• Texte présenté
######
La situation des personnes souffrant de troubles mentaux à Kananga, dans la province du Kasaï-Central, atteint un niveau critique qui interpelle la conscience collective. La Ligue pour la promotion de la santé mentale (LIPROSAM) tire la sonnette d’alarme face à l’abandon systématique de ces citoyens vulnérables, livrés à eux-mêmes dans les rues de la ville.
Comment une société peut-elle tourner le dos à ses membres les plus fragiles ? Cette question fondamentale se pose avec acuité lorsque l’on observe le calvaire quotidien des malades mentaux à Kananga. Selon Marc Kamande, président provincial de la LIPROSAM, ces personnes « sont abandonnées en divagation à leur triste sort », un constat qui soulève des interrogations sur notre humanité commune.
Le paysage des structures de santé mentale au Congo, particulièrement dans le Kasaï-Central, révèle des lacunes profondes. L’absence d’infrastructures étatiques opérationnelles spécialisées dans la prise en charge des troubles psychiques crée un vide thérapeutique dangereux. Les centres existants, comme celui de Katuambi, ont été annexés au Service national sans assurer de réels services aux patients, selon les informations de la LIPROSAM Kasaï-Central.
######
• Extraits de données
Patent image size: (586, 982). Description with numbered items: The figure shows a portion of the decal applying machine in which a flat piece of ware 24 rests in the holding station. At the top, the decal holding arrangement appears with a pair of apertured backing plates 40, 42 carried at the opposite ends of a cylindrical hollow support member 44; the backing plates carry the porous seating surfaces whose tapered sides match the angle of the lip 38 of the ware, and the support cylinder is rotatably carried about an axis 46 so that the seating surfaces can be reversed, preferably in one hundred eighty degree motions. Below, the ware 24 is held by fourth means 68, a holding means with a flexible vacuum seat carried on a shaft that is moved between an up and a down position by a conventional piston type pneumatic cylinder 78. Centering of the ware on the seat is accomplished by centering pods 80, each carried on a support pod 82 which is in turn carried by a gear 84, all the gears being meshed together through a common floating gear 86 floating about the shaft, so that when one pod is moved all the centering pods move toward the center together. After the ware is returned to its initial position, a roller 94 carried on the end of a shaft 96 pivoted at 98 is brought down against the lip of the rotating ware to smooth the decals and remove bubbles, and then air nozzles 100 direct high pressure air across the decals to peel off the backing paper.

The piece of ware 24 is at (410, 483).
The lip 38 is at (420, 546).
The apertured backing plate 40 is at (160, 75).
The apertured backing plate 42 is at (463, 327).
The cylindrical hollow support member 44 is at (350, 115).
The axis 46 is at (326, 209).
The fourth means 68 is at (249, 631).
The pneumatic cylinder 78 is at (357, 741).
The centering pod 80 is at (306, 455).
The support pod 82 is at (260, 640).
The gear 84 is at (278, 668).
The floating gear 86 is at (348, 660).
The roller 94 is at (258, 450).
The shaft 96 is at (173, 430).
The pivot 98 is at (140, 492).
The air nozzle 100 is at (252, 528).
######
• Explorer le document
A. Reproduisez le texte sur la santé mentale à Kananga en commençant par « La situation des » et en allant jusqu'à « notre humanité commune. ».
B. Relevez tous les noms de lieux cités dans le texte sur la santé mentale à Kananga.
C. Reprenez le texte sur la santé mentale à Kananga à partir de sa dernière phrase et poursuivez-le.
Les enregistrements forment un matériau distinct du texte.

• Réponses par point
A.
La situation des personnes souffrant de troubles mentaux à Kananga, dans la province du Kasaï-Central, atteint un niveau critique qui interpelle la conscience collective. La Ligue pour la promotion de la santé mentale (LIPROSAM) tire la sonnette d’alarme face à l’abandon systématique de ces citoyens vulnérables, livrés à eux-mêmes dans les rues de la ville.
Comment une société peut-elle tourner le dos à ses membres les plus fragiles ? Cette question fondamentale se pose avec acuité lorsque l’on observe le calvaire quotidien des malades mentaux à Kananga. Selon Marc Kamande, président provincial de la LIPROSAM, ces personnes « sont abandonnées en divagation à leur triste sort », un constat qui soulève des interrogations sur notre humanité commune.

B. Kananga, Kasaï-Central, Congo, Katuambi

C.
L’accès aux soins devient un parcours du combattant pour les familles, confrontées à des coûts « exorbitants » selon le témoignage de la LIPROSAM. L’absence de pharmacies spécialisées en santé mentale dans la province aggrave considérablement la situation, créant une véritable crise d’accès aux traitements essentiels. Comment expliquer que des médicaments psychotropes puissent manquer dans une région où les besoins sont si évidents ?
La pénurie de médecins spécialistes en santé mentale représente un autre défi majeur. Sans personnel qualifié, comment envisager une prise en charge adaptée des pathologies psychiques ? Cette carence professionnelle contribue à perpétuer un cycle de souffrance et d’exclusion pour les patients et leurs proches.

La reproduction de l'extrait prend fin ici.